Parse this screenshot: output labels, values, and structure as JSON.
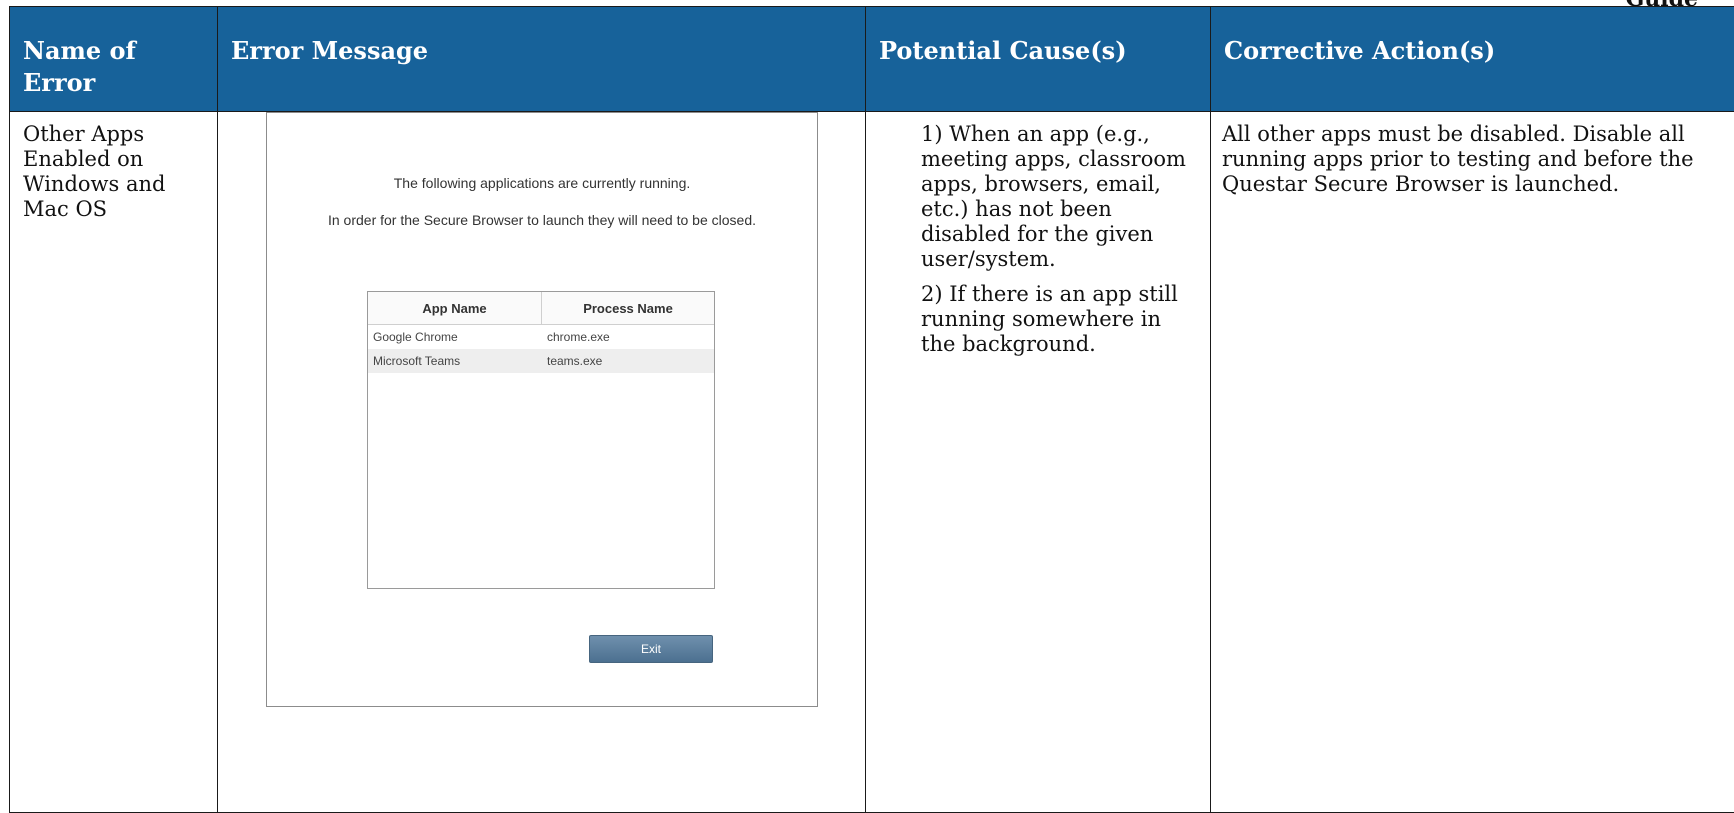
{
  "page_fragment": "Guide",
  "table": {
    "headers": [
      "Name of Error",
      "Error Message",
      "Potential Cause(s)",
      "Corrective Action(s)"
    ],
    "row": {
      "name": "Other Apps Enabled on Windows and Mac OS",
      "causes": [
        "1) When an app (e.g., meeting apps, classroom apps, browsers, email, etc.) has not been disabled for the given user/system.",
        "2) If there is an app still running somewhere in the background."
      ],
      "action": "All other apps must be disabled. Disable all running apps prior to testing and before the Questar Secure Browser is launched."
    }
  },
  "dialog": {
    "line1": "The following applications are currently running.",
    "line2": "In order for the Secure Browser to launch they will need to be closed.",
    "columns": [
      "App Name",
      "Process Name"
    ],
    "apps": [
      {
        "app": "Google Chrome",
        "process": "chrome.exe"
      },
      {
        "app": "Microsoft Teams",
        "process": "teams.exe"
      }
    ],
    "exit_label": "Exit"
  },
  "colors": {
    "header_bg": "#17629a",
    "header_text": "#ffffff"
  }
}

= = = = = = =

▶ Task to carry out: Copy the material above in full and exactly, skipping pictures.

▶ Written reply:
Parse this screenshot: output labels, values, and structure as JSON.
{
  "page_fragment": "Guide",
  "table": {
    "headers": [
      "Name of Error",
      "Error Message",
      "Potential Cause(s)",
      "Corrective Action(s)"
    ],
    "row": {
      "name": "Other Apps Enabled on Windows and Mac OS",
      "causes": [
        "1) When an app (e.g., meeting apps, classroom apps, browsers, email, etc.) has not been disabled for the given user/system.",
        "2) If there is an app still running somewhere in the background."
      ],
      "action": "All other apps must be disabled. Disable all running apps prior to testing and before the Questar Secure Browser is launched."
    }
  },
  "dialog": {
    "line1": "The following applications are currently running.",
    "line2": "In order for the Secure Browser to launch they will need to be closed.",
    "columns": [
      "App Name",
      "Process Name"
    ],
    "apps": [
      {
        "app": "Google Chrome",
        "process": "chrome.exe"
      },
      {
        "app": "Microsoft Teams",
        "process": "teams.exe"
      }
    ],
    "exit_label": "Exit"
  },
  "colors": {
    "header_bg": "#17629a",
    "header_text": "#ffffff"
  }
}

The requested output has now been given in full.